• _Given entries_:
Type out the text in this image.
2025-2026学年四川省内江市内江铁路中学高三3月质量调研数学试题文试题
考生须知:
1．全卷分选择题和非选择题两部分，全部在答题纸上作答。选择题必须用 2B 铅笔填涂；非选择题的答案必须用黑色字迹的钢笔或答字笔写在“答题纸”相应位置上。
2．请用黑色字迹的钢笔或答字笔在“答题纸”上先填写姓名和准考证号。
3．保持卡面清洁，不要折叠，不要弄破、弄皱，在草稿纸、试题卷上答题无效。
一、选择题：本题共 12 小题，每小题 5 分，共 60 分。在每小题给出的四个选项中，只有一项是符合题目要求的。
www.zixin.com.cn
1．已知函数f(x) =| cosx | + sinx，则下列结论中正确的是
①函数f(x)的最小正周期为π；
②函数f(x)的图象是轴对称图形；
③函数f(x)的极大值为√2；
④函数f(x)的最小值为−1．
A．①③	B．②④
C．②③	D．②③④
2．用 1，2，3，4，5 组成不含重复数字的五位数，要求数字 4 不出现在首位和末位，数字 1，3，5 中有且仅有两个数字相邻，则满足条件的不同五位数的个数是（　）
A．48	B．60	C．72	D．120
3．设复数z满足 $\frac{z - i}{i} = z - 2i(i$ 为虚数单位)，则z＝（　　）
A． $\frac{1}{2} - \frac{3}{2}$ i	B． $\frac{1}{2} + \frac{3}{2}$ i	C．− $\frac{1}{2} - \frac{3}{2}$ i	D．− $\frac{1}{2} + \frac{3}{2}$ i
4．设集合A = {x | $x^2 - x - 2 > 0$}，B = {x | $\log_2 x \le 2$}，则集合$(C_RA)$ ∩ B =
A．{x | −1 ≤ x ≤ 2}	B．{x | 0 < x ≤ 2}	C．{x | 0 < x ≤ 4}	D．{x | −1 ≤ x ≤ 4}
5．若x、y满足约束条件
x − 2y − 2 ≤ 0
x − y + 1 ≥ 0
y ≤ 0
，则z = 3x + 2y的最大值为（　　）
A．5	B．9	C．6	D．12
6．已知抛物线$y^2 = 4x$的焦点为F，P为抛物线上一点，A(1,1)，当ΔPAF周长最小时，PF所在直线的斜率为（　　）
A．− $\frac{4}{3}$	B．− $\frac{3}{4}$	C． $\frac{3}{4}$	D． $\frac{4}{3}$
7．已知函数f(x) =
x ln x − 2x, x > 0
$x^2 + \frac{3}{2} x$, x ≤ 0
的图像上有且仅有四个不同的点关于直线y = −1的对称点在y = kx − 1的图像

• _Objective_: Set down every line of the listing above again, exactly as given.

• _Response_:
Type out the text in this image.
2025-2026学年四川省内江市内江铁路中学高三3月质量调研数学试题文试题
考生须知:
1．全卷分选择题和非选择题两部分，全部在答题纸上作答。选择题必须用 2B 铅笔填涂；非选择题的答案必须用黑色字迹的钢笔或答字笔写在“答题纸”相应位置上。
2．请用黑色字迹的钢笔或答字笔在“答题纸”上先填写姓名和准考证号。
3．保持卡面清洁，不要折叠，不要弄破、弄皱，在草稿纸、试题卷上答题无效。
一、选择题：本题共 12 小题，每小题 5 分，共 60 分。在每小题给出的四个选项中，只有一项是符合题目要求的。
www.zixin.com.cn
1．已知函数f(x) =| cosx | + sinx，则下列结论中正确的是
①函数f(x)的最小正周期为π；
②函数f(x)的图象是轴对称图形；
③函数f(x)的极大值为√2；
④函数f(x)的最小值为−1．
A．①③	B．②④
C．②③	D．②③④
2．用 1，2，3，4，5 组成不含重复数字的五位数，要求数字 4 不出现在首位和末位，数字 1，3，5 中有且仅有两个数字相邻，则满足条件的不同五位数的个数是（　）
A．48	B．60	C．72	D．120
3．设复数z满足 $\frac{z - i}{i} = z - 2i(i$ 为虚数单位)，则z＝（　　）
A． $\frac{1}{2} - \frac{3}{2}$ i	B． $\frac{1}{2} + \frac{3}{2}$ i	C．− $\frac{1}{2} - \frac{3}{2}$ i	D．− $\frac{1}{2} + \frac{3}{2}$ i
4．设集合A = {x | $x^2 - x - 2 > 0$}，B = {x | $\log_2 x \le 2$}，则集合$(C_RA)$ ∩ B =
A．{x | −1 ≤ x ≤ 2}	B．{x | 0 < x ≤ 2}	C．{x | 0 < x ≤ 4}	D．{x | −1 ≤ x ≤ 4}
5．若x、y满足约束条件
x − 2y − 2 ≤ 0
x − y + 1 ≥ 0
y ≤ 0
，则z = 3x + 2y的最大值为（　　）
A．5	B．9	C．6	D．12
6．已知抛物线$y^2 = 4x$的焦点为F，P为抛物线上一点，A(1,1)，当ΔPAF周长最小时，PF所在直线的斜率为（　　）
A．− $\frac{4}{3}$	B．− $\frac{3}{4}$	C． $\frac{3}{4}$	D． $\frac{4}{3}$
7．已知函数f(x) =
x ln x − 2x, x > 0
$x^2 + \frac{3}{2} x$, x ≤ 0
的图像上有且仅有四个不同的点关于直线y = −1的对称点在y = kx − 1的图像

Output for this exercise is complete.